REQUEST -
Retype the lines of the listing starting at the line containing "date-axis-label: 30 Jul" and ending at the line containing "date-axis-label: 14 Sep", both included, without any changes.
* START *
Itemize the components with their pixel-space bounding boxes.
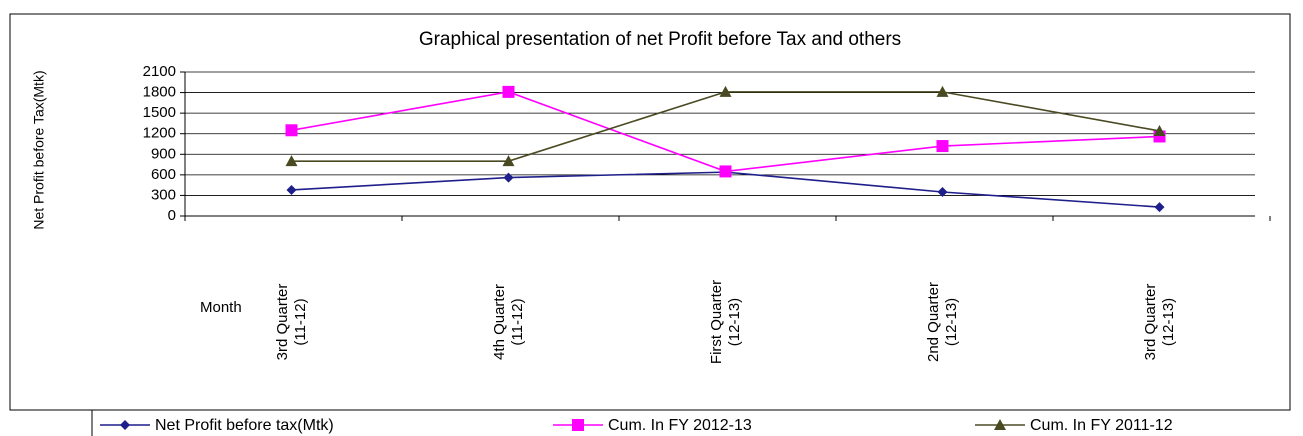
y-tick-label: 900 bbox=[151, 145, 176, 162]
y-tick-label: 300 bbox=[151, 186, 176, 203]
x-tick-label: 2nd Quarter (12-13) bbox=[924, 281, 960, 363]
legend-label: Cum. In FY 2012-13 bbox=[608, 417, 752, 434]
data-point bbox=[285, 155, 298, 167]
y-tick-label: 1200 bbox=[143, 125, 176, 142]
data-point bbox=[285, 124, 298, 137]
x-tick-label: First Quarter (12-13) bbox=[707, 279, 743, 365]
legend-label: Cum. In FY 2011-12 bbox=[1030, 417, 1173, 434]
chart-title: Graphical presentation of net Profit bef… bbox=[419, 29, 901, 50]
y-tick-label: 1500 bbox=[143, 104, 176, 121]
data-point bbox=[936, 140, 949, 153]
legend-label: Net Profit before tax(Mtk) bbox=[155, 417, 334, 434]
legend-marker bbox=[120, 420, 130, 430]
chart-frame bbox=[9, 13, 1291, 411]
x-axis-label: Month bbox=[200, 299, 242, 316]
y-tick-label: 600 bbox=[151, 166, 176, 183]
data-point bbox=[503, 172, 514, 183]
data-point bbox=[1153, 124, 1166, 136]
data-point bbox=[936, 85, 949, 97]
data-point bbox=[502, 155, 515, 167]
data-point bbox=[719, 85, 732, 97]
y-tick-label: 2100 bbox=[143, 63, 176, 80]
data-point bbox=[719, 165, 732, 178]
y-tick-label: 1800 bbox=[143, 84, 176, 101]
data-point bbox=[502, 85, 515, 98]
legend-marker bbox=[994, 419, 1006, 430]
y-tick-label: 0 bbox=[168, 207, 176, 224]
y-axis-label: Net Profit before Tax(Mtk) bbox=[31, 70, 47, 229]
x-tick-label: 4th Quarter (11-12) bbox=[490, 284, 526, 360]
data-point bbox=[937, 187, 948, 197]
x-tick-label: 3rd Quarter (12-13) bbox=[1141, 283, 1177, 361]
x-tick-label: 3rd Quarter (11-12) bbox=[273, 283, 309, 361]
data-point bbox=[1154, 202, 1165, 213]
legend-marker bbox=[572, 419, 584, 431]
data-point bbox=[286, 184, 297, 195]
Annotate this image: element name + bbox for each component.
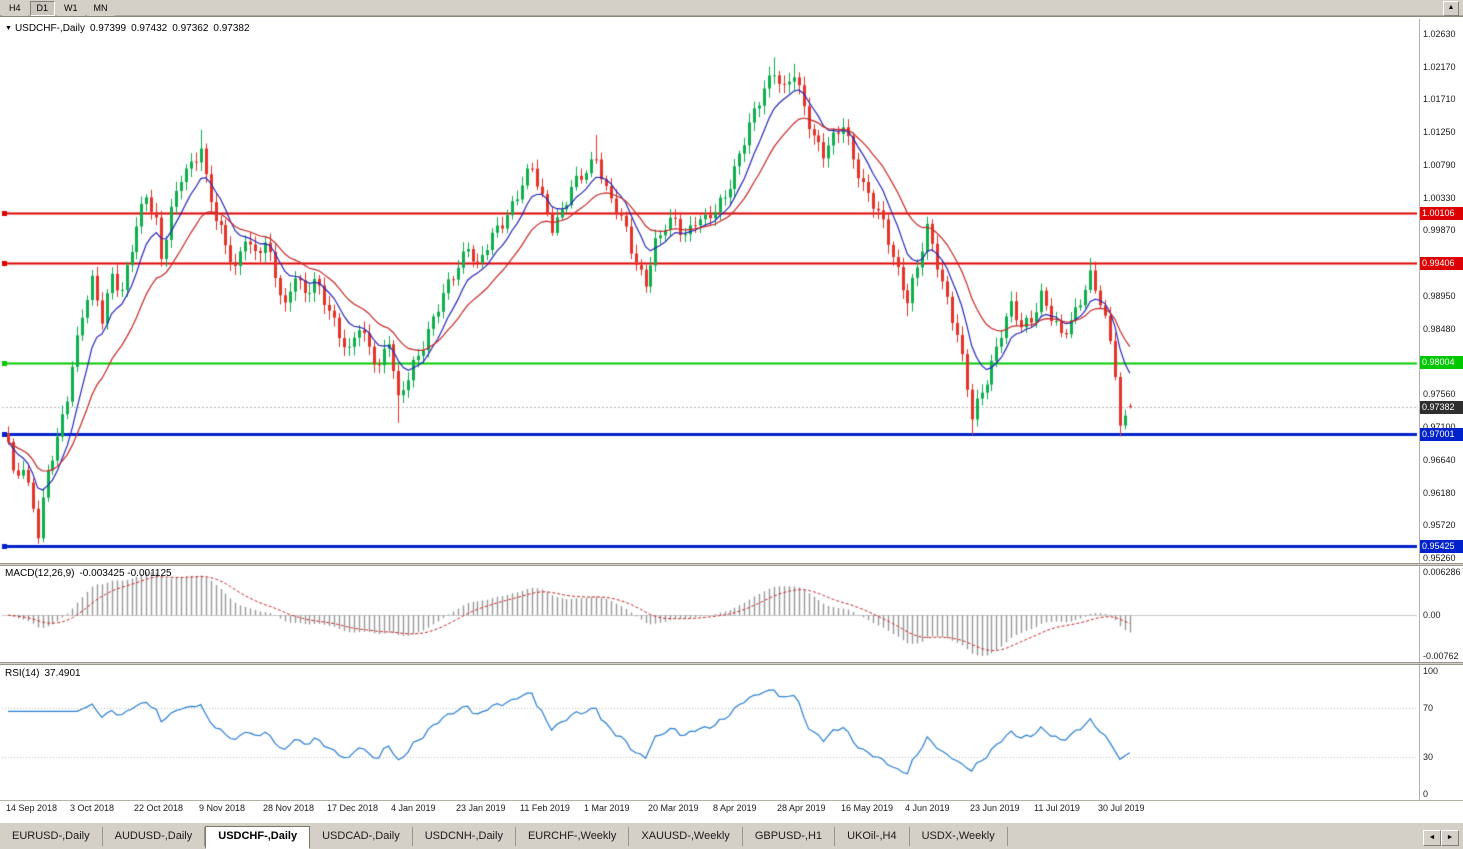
date-axis-label: 30 Jul 2019 <box>1098 803 1145 813</box>
chart-tabs: EURUSD-,Daily AUDUSD-,Daily USDCHF-,Daily U… <box>0 823 1008 849</box>
price-axis-tick: 0.96180 <box>1423 488 1456 498</box>
price-axis-tick: 0.96640 <box>1423 455 1456 465</box>
date-axis-label: 16 May 2019 <box>841 803 894 813</box>
chart-tab-xauusd-weekly[interactable]: XAUUSD-,Weekly <box>629 827 743 846</box>
price-axis-tick: 0.98480 <box>1423 324 1456 334</box>
date-axis-label: 28 Nov 2018 <box>263 803 315 813</box>
chart-symbol-label: USDCHF-,Daily <box>14 23 85 34</box>
pane-splitter-rsi[interactable] <box>0 662 1463 665</box>
price-axis-tick: 1.01250 <box>1423 127 1456 137</box>
price-chart-canvas[interactable] <box>0 19 1419 563</box>
date-axis-label: 9 Nov 2018 <box>199 803 246 813</box>
date-axis-label: 14 Sep 2018 <box>6 803 58 813</box>
toolbar-scroll-up-icon[interactable]: ▲ <box>1443 1 1459 16</box>
chart-tab-gbpusd-h1[interactable]: GBPUSD-,H1 <box>743 827 836 846</box>
current-price-badge: 0.97382 <box>1420 401 1463 414</box>
timeframe-button-d1[interactable]: D1 <box>29 1 56 16</box>
price-axis-tick: 1.00330 <box>1423 193 1456 203</box>
date-axis-label: 4 Jun 2019 <box>905 803 950 813</box>
chart-tab-eurchf-weekly[interactable]: EURCHF-,Weekly <box>516 827 630 846</box>
date-axis-label: 17 Dec 2018 <box>327 803 379 813</box>
price-axis-tick: 0.99870 <box>1423 225 1456 235</box>
chart-title: ▼ USDCHF-,Daily 0.97399 0.97432 0.97362 0.973… <box>5 23 250 34</box>
price-level-badge: 1.00106 <box>1420 207 1463 220</box>
rsi-value: 37.4901 <box>44 668 81 679</box>
date-axis-label: 11 Jul 2019 <box>1034 803 1080 813</box>
timeframe-button-h4[interactable]: H4 <box>2 1 28 16</box>
ohlc-close: 0.97382 <box>213 23 250 34</box>
timeframe-button-w1[interactable]: W1 <box>57 1 85 16</box>
price-axis-tick: 0.97560 <box>1423 389 1456 399</box>
timeframe-buttons: H4 D1 W1 MN <box>0 0 115 17</box>
date-axis-label: 1 Mar 2019 <box>584 803 630 813</box>
date-axis-label: 20 Mar 2019 <box>648 803 699 813</box>
tab-scroll-right-icon[interactable]: ► <box>1441 830 1459 846</box>
chart-tab-eurusd-daily[interactable]: EURUSD-,Daily <box>0 827 103 846</box>
price-axis-tick: 0.95260 <box>1423 553 1456 563</box>
price-level-badge: 0.95425 <box>1420 540 1463 553</box>
rsi-indicator-canvas[interactable] <box>0 665 1419 800</box>
rsi-label: RSI(14) 37.4901 <box>5 668 86 679</box>
rsi-axis-tick: 30 <box>1423 752 1434 762</box>
price-level-badge: 0.98004 <box>1420 356 1463 369</box>
chart-tab-usdcad-daily[interactable]: USDCAD-,Daily <box>310 827 413 846</box>
timeframe-toolbar: H4 D1 W1 MN ▲ <box>0 0 1463 16</box>
tab-scroll-left-icon[interactable]: ◄ <box>1423 830 1441 846</box>
macd-axis-tick: 0.006286 <box>1423 567 1461 577</box>
price-level-badge: 0.97001 <box>1420 428 1463 441</box>
price-axis-tick: 0.97100 <box>1423 422 1456 432</box>
chart-tab-usdchf-daily[interactable]: USDCHF-,Daily <box>205 826 311 849</box>
date-axis-label: 23 Jan 2019 <box>456 803 506 813</box>
macd-axis-tick: -0.00762 <box>1423 651 1459 661</box>
price-axis-tick: 1.01710 <box>1423 94 1456 104</box>
timeframe-button-mn[interactable]: MN <box>86 1 115 16</box>
macd-name: MACD(12,26,9) <box>5 568 75 579</box>
chart-tab-ukoil-h4[interactable]: UKOil-,H4 <box>835 827 910 846</box>
chart-tab-audusd-daily[interactable]: AUDUSD-,Daily <box>103 827 206 846</box>
date-axis-label: 8 Apr 2019 <box>713 803 757 813</box>
ohlc-high: 0.97432 <box>131 23 168 34</box>
macd-axis-tick: 0.00 <box>1423 610 1441 620</box>
chart-window: ▼ USDCHF-,Daily 0.97399 0.97432 0.97362 0.973… <box>0 16 1463 822</box>
price-axis-tick: 1.00790 <box>1423 160 1456 170</box>
date-axis-label: 4 Jan 2019 <box>391 803 436 813</box>
pane-splitter-macd[interactable] <box>0 563 1463 566</box>
rsi-axis-tick: 100 <box>1423 666 1439 676</box>
price-axis-tick: 1.02630 <box>1423 29 1456 39</box>
chart-tab-usdcnh-daily[interactable]: USDCNH-,Daily <box>413 827 516 846</box>
chart-tab-usdx-weekly[interactable]: USDX-,Weekly <box>910 827 1008 846</box>
date-axis-label: 22 Oct 2018 <box>134 803 184 813</box>
price-axis-separator <box>1419 19 1420 800</box>
price-axis-tick: 1.02170 <box>1423 62 1456 72</box>
date-axis-separator <box>0 800 1463 801</box>
macd-indicator-canvas[interactable] <box>0 566 1419 662</box>
ohlc-open: 0.97399 <box>89 23 127 34</box>
price-axis-tick: 0.95720 <box>1423 520 1456 530</box>
macd-label: MACD(12,26,9) -0.003425 -0.001125 <box>5 568 177 579</box>
date-axis-label: 11 Feb 2019 <box>520 803 570 813</box>
chart-tab-bar: EURUSD-,Daily AUDUSD-,Daily USDCHF-,Daily U… <box>0 822 1463 849</box>
chart-menu-icon[interactable]: ▼ <box>5 25 12 32</box>
macd-values: -0.003425 -0.001125 <box>79 568 172 579</box>
price-axis-tick: 0.98950 <box>1423 291 1456 301</box>
date-axis-label: 23 Jun 2019 <box>970 803 1020 813</box>
rsi-axis-tick: 0 <box>1423 789 1429 799</box>
date-axis-label: 3 Oct 2018 <box>70 803 115 813</box>
ohlc-low: 0.97362 <box>172 23 209 34</box>
rsi-axis-tick: 70 <box>1423 703 1434 713</box>
price-level-badge: 0.99406 <box>1420 257 1463 270</box>
date-axis-label: 28 Apr 2019 <box>777 803 826 813</box>
rsi-name: RSI(14) <box>5 668 40 679</box>
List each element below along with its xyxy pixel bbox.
* END *
FINISHED ANSWER -
date-axis-label: 30 Jul 2019 <box>1098 803 1145 813</box>
chart-tabs: EURUSD-,Daily AUDUSD-,Daily USDCHF-,Daily U… <box>0 823 1008 849</box>
price-axis-tick: 0.96180 <box>1423 488 1456 498</box>
price-axis-tick: 0.96640 <box>1423 455 1456 465</box>
date-axis-label: 16 May 2019 <box>841 803 894 813</box>
chart-tab-xauusd-weekly[interactable]: XAUUSD-,Weekly <box>629 827 743 846</box>
price-axis-tick: 0.98480 <box>1423 324 1456 334</box>
date-axis-label: 28 Nov 2018 <box>263 803 315 813</box>
chart-symbol-label: USDCHF-,Daily <box>14 23 85 34</box>
pane-splitter-rsi[interactable] <box>0 662 1463 665</box>
price-axis-tick: 1.01250 <box>1423 127 1456 137</box>
price-chart-canvas[interactable] <box>0 19 1419 563</box>
date-axis-label: 9 Nov 2018 <box>199 803 246 813</box>
date-axis-label: 14 Sep 2018 <box>6 803 58 813</box>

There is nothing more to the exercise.